_REQUIREMENT_. In the records below, tally every line containing "screenshot". Report only the total.

_RECORDS PROVIDED_.

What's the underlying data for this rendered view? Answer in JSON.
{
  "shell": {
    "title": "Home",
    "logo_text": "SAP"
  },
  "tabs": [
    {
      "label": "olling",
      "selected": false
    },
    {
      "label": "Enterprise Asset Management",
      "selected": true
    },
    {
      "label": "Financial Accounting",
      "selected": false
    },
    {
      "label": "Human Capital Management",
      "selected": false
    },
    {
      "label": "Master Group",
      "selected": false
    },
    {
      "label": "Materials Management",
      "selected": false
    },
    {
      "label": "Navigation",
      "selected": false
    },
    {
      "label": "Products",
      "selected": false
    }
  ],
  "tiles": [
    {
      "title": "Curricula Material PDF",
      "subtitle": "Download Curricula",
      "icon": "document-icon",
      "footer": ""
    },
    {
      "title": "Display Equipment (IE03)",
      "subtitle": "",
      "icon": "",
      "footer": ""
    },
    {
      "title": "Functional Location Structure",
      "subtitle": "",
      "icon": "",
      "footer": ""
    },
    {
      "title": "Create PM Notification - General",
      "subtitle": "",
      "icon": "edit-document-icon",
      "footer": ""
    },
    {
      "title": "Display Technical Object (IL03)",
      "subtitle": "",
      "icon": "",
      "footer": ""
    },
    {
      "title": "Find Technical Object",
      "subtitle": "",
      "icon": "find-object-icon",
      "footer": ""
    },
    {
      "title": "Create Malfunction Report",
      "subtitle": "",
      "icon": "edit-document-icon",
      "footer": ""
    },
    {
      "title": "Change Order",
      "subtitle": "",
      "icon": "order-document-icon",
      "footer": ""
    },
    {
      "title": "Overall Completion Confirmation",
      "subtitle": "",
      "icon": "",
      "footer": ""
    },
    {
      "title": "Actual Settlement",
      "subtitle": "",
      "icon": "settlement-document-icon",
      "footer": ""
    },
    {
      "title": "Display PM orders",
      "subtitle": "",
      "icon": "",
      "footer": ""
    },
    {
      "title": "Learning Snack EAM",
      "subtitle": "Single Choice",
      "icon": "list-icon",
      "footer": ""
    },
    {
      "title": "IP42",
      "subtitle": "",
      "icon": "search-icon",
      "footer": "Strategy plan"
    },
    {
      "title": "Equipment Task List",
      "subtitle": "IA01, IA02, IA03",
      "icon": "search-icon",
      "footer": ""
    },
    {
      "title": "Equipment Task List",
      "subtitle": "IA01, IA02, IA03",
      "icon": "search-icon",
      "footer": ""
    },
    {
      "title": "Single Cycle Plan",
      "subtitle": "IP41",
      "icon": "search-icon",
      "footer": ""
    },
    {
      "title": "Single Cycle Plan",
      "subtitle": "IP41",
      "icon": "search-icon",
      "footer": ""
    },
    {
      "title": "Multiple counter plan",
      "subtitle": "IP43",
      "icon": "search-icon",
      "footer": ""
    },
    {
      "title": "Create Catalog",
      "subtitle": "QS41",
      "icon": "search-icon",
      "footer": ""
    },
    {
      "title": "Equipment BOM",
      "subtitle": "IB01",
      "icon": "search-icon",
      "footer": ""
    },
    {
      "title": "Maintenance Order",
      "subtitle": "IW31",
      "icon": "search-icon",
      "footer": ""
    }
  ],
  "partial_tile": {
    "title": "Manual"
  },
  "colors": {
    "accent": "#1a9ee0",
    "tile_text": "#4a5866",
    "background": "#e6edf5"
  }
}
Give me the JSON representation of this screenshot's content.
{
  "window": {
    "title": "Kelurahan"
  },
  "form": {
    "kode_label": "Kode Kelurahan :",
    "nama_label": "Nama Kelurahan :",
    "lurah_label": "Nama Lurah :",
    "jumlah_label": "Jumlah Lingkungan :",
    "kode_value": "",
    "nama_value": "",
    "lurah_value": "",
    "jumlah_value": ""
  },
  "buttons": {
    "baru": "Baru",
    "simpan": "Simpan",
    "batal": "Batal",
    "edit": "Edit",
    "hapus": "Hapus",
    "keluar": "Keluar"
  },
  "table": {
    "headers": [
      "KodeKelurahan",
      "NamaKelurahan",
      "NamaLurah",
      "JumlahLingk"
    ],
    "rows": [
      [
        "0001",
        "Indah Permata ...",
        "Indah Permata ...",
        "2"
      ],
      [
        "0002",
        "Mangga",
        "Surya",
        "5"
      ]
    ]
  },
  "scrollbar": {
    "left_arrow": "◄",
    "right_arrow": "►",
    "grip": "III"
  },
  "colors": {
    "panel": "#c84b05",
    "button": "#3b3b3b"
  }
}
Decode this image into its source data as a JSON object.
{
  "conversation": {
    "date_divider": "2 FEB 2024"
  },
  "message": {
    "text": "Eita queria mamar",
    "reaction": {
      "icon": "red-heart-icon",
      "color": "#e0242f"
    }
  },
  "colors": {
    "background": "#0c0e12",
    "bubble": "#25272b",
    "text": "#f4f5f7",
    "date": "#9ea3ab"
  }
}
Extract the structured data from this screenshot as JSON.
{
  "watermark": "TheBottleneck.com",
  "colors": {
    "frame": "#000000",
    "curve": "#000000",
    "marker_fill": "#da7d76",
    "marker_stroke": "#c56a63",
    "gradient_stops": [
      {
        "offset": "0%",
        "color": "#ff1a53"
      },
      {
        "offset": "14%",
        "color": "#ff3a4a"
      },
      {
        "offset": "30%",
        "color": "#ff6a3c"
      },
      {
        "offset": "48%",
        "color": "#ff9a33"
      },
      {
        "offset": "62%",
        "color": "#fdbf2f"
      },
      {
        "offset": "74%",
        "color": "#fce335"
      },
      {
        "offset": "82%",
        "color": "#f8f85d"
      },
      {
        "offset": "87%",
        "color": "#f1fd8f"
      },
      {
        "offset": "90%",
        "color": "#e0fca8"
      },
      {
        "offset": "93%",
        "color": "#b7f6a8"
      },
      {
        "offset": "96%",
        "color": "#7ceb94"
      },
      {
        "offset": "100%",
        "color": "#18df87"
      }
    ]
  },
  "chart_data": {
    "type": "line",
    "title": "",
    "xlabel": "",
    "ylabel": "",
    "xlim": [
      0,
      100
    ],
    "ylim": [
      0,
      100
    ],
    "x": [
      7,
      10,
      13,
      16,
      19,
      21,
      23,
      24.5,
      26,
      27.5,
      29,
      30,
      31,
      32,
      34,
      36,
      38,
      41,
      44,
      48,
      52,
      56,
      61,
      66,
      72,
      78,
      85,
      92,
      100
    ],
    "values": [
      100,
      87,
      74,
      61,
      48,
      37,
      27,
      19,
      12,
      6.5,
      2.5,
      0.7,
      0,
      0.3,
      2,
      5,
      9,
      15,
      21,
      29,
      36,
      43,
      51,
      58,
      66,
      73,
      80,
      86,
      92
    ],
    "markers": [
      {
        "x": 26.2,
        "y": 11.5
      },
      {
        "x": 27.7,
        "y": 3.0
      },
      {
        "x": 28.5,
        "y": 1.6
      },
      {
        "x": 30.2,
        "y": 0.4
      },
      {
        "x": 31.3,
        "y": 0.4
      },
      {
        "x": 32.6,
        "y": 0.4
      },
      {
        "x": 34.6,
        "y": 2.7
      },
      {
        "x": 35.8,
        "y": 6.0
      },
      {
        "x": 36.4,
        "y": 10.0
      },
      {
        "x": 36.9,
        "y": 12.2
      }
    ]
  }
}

_CORRECT RESULT_. 2